__To be done__
Return the whole listing exactly as it stands.

Figure record extracts
•••••
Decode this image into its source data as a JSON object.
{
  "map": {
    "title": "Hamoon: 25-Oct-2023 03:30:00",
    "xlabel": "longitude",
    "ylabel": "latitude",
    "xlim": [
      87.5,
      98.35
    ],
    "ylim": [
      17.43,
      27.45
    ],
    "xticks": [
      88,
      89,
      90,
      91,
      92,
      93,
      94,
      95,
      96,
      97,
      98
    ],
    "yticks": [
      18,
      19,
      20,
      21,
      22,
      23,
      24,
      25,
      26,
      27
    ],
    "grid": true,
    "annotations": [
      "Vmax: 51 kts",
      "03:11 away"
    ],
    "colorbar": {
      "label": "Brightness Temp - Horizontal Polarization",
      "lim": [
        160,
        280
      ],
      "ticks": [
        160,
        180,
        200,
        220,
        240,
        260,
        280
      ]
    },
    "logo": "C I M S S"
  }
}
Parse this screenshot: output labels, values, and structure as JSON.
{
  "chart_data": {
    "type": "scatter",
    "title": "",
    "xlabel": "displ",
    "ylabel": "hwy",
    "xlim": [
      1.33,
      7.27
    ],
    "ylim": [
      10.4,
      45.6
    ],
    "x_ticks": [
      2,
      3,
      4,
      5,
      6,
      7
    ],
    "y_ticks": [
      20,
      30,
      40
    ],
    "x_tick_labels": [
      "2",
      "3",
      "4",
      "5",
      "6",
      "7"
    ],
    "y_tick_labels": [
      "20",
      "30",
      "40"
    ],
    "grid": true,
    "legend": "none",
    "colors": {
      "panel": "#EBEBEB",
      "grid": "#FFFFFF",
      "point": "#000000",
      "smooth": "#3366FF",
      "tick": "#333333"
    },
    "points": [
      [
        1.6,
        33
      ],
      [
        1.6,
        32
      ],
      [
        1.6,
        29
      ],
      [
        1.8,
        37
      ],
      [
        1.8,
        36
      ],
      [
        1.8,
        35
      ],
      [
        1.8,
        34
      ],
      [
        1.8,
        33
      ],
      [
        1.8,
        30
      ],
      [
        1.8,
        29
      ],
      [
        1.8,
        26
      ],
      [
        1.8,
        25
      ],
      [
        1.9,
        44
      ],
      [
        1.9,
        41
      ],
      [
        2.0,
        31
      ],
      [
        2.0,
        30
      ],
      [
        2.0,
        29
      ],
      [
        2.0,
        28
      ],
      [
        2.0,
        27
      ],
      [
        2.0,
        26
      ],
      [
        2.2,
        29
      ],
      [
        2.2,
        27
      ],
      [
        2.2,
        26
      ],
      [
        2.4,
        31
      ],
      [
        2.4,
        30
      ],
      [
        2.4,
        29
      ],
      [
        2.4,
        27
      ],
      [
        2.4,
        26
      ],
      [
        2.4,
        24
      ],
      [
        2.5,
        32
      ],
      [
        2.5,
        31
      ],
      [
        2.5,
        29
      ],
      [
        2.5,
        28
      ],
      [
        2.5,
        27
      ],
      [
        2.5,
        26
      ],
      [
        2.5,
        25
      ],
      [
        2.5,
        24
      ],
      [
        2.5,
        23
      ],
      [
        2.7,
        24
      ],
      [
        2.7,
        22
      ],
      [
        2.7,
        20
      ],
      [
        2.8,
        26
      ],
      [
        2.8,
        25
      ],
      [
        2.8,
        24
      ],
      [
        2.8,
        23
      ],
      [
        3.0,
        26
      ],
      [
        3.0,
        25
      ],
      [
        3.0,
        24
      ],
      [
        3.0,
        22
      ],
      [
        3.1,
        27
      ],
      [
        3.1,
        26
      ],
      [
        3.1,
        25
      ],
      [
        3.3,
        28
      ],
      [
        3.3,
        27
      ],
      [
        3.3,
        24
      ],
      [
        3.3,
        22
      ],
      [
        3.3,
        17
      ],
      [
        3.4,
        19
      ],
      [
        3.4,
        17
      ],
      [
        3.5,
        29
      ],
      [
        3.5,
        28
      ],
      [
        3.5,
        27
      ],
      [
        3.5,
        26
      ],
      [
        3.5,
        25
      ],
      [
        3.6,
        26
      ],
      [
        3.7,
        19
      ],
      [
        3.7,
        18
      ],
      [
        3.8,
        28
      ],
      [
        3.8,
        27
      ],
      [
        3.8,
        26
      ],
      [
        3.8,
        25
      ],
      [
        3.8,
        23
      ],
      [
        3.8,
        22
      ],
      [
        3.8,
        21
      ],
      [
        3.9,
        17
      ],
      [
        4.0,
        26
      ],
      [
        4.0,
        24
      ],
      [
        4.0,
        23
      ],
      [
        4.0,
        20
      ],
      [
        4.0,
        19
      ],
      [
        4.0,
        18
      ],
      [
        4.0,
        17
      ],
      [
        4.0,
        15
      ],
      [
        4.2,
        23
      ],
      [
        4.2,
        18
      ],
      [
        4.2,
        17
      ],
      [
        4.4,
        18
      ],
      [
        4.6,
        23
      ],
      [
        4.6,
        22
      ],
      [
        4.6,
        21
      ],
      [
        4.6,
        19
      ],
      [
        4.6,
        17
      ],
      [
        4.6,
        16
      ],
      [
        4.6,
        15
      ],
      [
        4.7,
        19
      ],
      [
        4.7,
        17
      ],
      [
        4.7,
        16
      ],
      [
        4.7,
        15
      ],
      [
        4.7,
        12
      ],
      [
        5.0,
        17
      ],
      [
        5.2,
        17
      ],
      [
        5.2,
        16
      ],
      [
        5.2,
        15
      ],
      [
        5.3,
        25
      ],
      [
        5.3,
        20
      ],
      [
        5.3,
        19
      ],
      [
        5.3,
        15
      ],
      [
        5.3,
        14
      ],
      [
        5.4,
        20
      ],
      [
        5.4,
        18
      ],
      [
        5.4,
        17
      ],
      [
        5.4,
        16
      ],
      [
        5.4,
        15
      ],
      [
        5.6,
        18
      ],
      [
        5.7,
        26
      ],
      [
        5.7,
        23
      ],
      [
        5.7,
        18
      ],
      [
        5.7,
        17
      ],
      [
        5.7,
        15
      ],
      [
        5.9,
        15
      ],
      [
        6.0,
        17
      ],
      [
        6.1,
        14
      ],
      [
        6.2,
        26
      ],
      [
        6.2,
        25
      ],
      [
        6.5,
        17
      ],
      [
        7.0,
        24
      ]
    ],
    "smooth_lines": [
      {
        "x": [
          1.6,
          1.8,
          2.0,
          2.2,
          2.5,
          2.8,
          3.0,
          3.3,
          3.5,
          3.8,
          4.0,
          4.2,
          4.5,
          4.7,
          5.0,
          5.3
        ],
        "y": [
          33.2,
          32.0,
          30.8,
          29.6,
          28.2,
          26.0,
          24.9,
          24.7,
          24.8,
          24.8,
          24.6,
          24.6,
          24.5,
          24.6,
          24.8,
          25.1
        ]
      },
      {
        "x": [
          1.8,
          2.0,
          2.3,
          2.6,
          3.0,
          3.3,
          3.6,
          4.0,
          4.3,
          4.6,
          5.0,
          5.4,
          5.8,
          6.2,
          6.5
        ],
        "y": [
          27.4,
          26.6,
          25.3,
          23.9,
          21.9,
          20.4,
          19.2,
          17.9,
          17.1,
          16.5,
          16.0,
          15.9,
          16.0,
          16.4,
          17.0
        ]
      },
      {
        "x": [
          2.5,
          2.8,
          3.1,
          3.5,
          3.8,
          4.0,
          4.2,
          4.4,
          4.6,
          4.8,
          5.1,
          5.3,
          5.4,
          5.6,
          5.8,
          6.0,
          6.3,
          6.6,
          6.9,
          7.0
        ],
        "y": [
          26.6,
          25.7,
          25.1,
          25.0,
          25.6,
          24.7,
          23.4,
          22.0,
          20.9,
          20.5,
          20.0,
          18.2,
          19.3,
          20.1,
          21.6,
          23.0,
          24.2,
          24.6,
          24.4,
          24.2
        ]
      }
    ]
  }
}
•••••
__Solution for this exercise__
Decode this image into its source data as a JSON object.
{
  "map": {
    "title": "Hamoon: 25-Oct-2023 03:30:00",
    "xlabel": "longitude",
    "ylabel": "latitude",
    "xlim": [
      87.5,
      98.35
    ],
    "ylim": [
      17.43,
      27.45
    ],
    "xticks": [
      88,
      89,
      90,
      91,
      92,
      93,
      94,
      95,
      96,
      97,
      98
    ],
    "yticks": [
      18,
      19,
      20,
      21,
      22,
      23,
      24,
      25,
      26,
      27
    ],
    "grid": true,
    "annotations": [
      "Vmax: 51 kts",
      "03:11 away"
    ],
    "colorbar": {
      "label": "Brightness Temp - Horizontal Polarization",
      "lim": [
        160,
        280
      ],
      "ticks": [
        160,
        180,
        200,
        220,
        240,
        260,
        280
      ]
    },
    "logo": "C I M S S"
  }
}
Parse this screenshot: output labels, values, and structure as JSON.
{
  "chart_data": {
    "type": "scatter",
    "title": "",
    "xlabel": "displ",
    "ylabel": "hwy",
    "xlim": [
      1.33,
      7.27
    ],
    "ylim": [
      10.4,
      45.6
    ],
    "x_ticks": [
      2,
      3,
      4,
      5,
      6,
      7
    ],
    "y_ticks": [
      20,
      30,
      40
    ],
    "x_tick_labels": [
      "2",
      "3",
      "4",
      "5",
      "6",
      "7"
    ],
    "y_tick_labels": [
      "20",
      "30",
      "40"
    ],
    "grid": true,
    "legend": "none",
    "colors": {
      "panel": "#EBEBEB",
      "grid": "#FFFFFF",
      "point": "#000000",
      "smooth": "#3366FF",
      "tick": "#333333"
    },
    "points": [
      [
        1.6,
        33
      ],
      [
        1.6,
        32
      ],
      [
        1.6,
        29
      ],
      [
        1.8,
        37
      ],
      [
        1.8,
        36
      ],
      [
        1.8,
        35
      ],
      [
        1.8,
        34
      ],
      [
        1.8,
        33
      ],
      [
        1.8,
        30
      ],
      [
        1.8,
        29
      ],
      [
        1.8,
        26
      ],
      [
        1.8,
        25
      ],
      [
        1.9,
        44
      ],
      [
        1.9,
        41
      ],
      [
        2.0,
        31
      ],
      [
        2.0,
        30
      ],
      [
        2.0,
        29
      ],
      [
        2.0,
        28
      ],
      [
        2.0,
        27
      ],
      [
        2.0,
        26
      ],
      [
        2.2,
        29
      ],
      [
        2.2,
        27
      ],
      [
        2.2,
        26
      ],
      [
        2.4,
        31
      ],
      [
        2.4,
        30
      ],
      [
        2.4,
        29
      ],
      [
        2.4,
        27
      ],
      [
        2.4,
        26
      ],
      [
        2.4,
        24
      ],
      [
        2.5,
        32
      ],
      [
        2.5,
        31
      ],
      [
        2.5,
        29
      ],
      [
        2.5,
        28
      ],
      [
        2.5,
        27
      ],
      [
        2.5,
        26
      ],
      [
        2.5,
        25
      ],
      [
        2.5,
        24
      ],
      [
        2.5,
        23
      ],
      [
        2.7,
        24
      ],
      [
        2.7,
        22
      ],
      [
        2.7,
        20
      ],
      [
        2.8,
        26
      ],
      [
        2.8,
        25
      ],
      [
        2.8,
        24
      ],
      [
        2.8,
        23
      ],
      [
        3.0,
        26
      ],
      [
        3.0,
        25
      ],
      [
        3.0,
        24
      ],
      [
        3.0,
        22
      ],
      [
        3.1,
        27
      ],
      [
        3.1,
        26
      ],
      [
        3.1,
        25
      ],
      [
        3.3,
        28
      ],
      [
        3.3,
        27
      ],
      [
        3.3,
        24
      ],
      [
        3.3,
        22
      ],
      [
        3.3,
        17
      ],
      [
        3.4,
        19
      ],
      [
        3.4,
        17
      ],
      [
        3.5,
        29
      ],
      [
        3.5,
        28
      ],
      [
        3.5,
        27
      ],
      [
        3.5,
        26
      ],
      [
        3.5,
        25
      ],
      [
        3.6,
        26
      ],
      [
        3.7,
        19
      ],
      [
        3.7,
        18
      ],
      [
        3.8,
        28
      ],
      [
        3.8,
        27
      ],
      [
        3.8,
        26
      ],
      [
        3.8,
        25
      ],
      [
        3.8,
        23
      ],
      [
        3.8,
        22
      ],
      [
        3.8,
        21
      ],
      [
        3.9,
        17
      ],
      [
        4.0,
        26
      ],
      [
        4.0,
        24
      ],
      [
        4.0,
        23
      ],
      [
        4.0,
        20
      ],
      [
        4.0,
        19
      ],
      [
        4.0,
        18
      ],
      [
        4.0,
        17
      ],
      [
        4.0,
        15
      ],
      [
        4.2,
        23
      ],
      [
        4.2,
        18
      ],
      [
        4.2,
        17
      ],
      [
        4.4,
        18
      ],
      [
        4.6,
        23
      ],
      [
        4.6,
        22
      ],
      [
        4.6,
        21
      ],
      [
        4.6,
        19
      ],
      [
        4.6,
        17
      ],
      [
        4.6,
        16
      ],
      [
        4.6,
        15
      ],
      [
        4.7,
        19
      ],
      [
        4.7,
        17
      ],
      [
        4.7,
        16
      ],
      [
        4.7,
        15
      ],
      [
        4.7,
        12
      ],
      [
        5.0,
        17
      ],
      [
        5.2,
        17
      ],
      [
        5.2,
        16
      ],
      [
        5.2,
        15
      ],
      [
        5.3,
        25
      ],
      [
        5.3,
        20
      ],
      [
        5.3,
        19
      ],
      [
        5.3,
        15
      ],
      [
        5.3,
        14
      ],
      [
        5.4,
        20
      ],
      [
        5.4,
        18
      ],
      [
        5.4,
        17
      ],
      [
        5.4,
        16
      ],
      [
        5.4,
        15
      ],
      [
        5.6,
        18
      ],
      [
        5.7,
        26
      ],
      [
        5.7,
        23
      ],
      [
        5.7,
        18
      ],
      [
        5.7,
        17
      ],
      [
        5.7,
        15
      ],
      [
        5.9,
        15
      ],
      [
        6.0,
        17
      ],
      [
        6.1,
        14
      ],
      [
        6.2,
        26
      ],
      [
        6.2,
        25
      ],
      [
        6.5,
        17
      ],
      [
        7.0,
        24
      ]
    ],
    "smooth_lines": [
      {
        "x": [
          1.6,
          1.8,
          2.0,
          2.2,
          2.5,
          2.8,
          3.0,
          3.3,
          3.5,
          3.8,
          4.0,
          4.2,
          4.5,
          4.7,
          5.0,
          5.3
        ],
        "y": [
          33.2,
          32.0,
          30.8,
          29.6,
          28.2,
          26.0,
          24.9,
          24.7,
          24.8,
          24.8,
          24.6,
          24.6,
          24.5,
          24.6,
          24.8,
          25.1
        ]
      },
      {
        "x": [
          1.8,
          2.0,
          2.3,
          2.6,
          3.0,
          3.3,
          3.6,
          4.0,
          4.3,
          4.6,
          5.0,
          5.4,
          5.8,
          6.2,
          6.5
        ],
        "y": [
          27.4,
          26.6,
          25.3,
          23.9,
          21.9,
          20.4,
          19.2,
          17.9,
          17.1,
          16.5,
          16.0,
          15.9,
          16.0,
          16.4,
          17.0
        ]
      },
      {
        "x": [
          2.5,
          2.8,
          3.1,
          3.5,
          3.8,
          4.0,
          4.2,
          4.4,
          4.6,
          4.8,
          5.1,
          5.3,
          5.4,
          5.6,
          5.8,
          6.0,
          6.3,
          6.6,
          6.9,
          7.0
        ],
        "y": [
          26.6,
          25.7,
          25.1,
          25.0,
          25.6,
          24.7,
          23.4,
          22.0,
          20.9,
          20.5,
          20.0,
          18.2,
          19.3,
          20.1,
          21.6,
          23.0,
          24.2,
          24.6,
          24.4,
          24.2
        ]
      }
    ]
  }
}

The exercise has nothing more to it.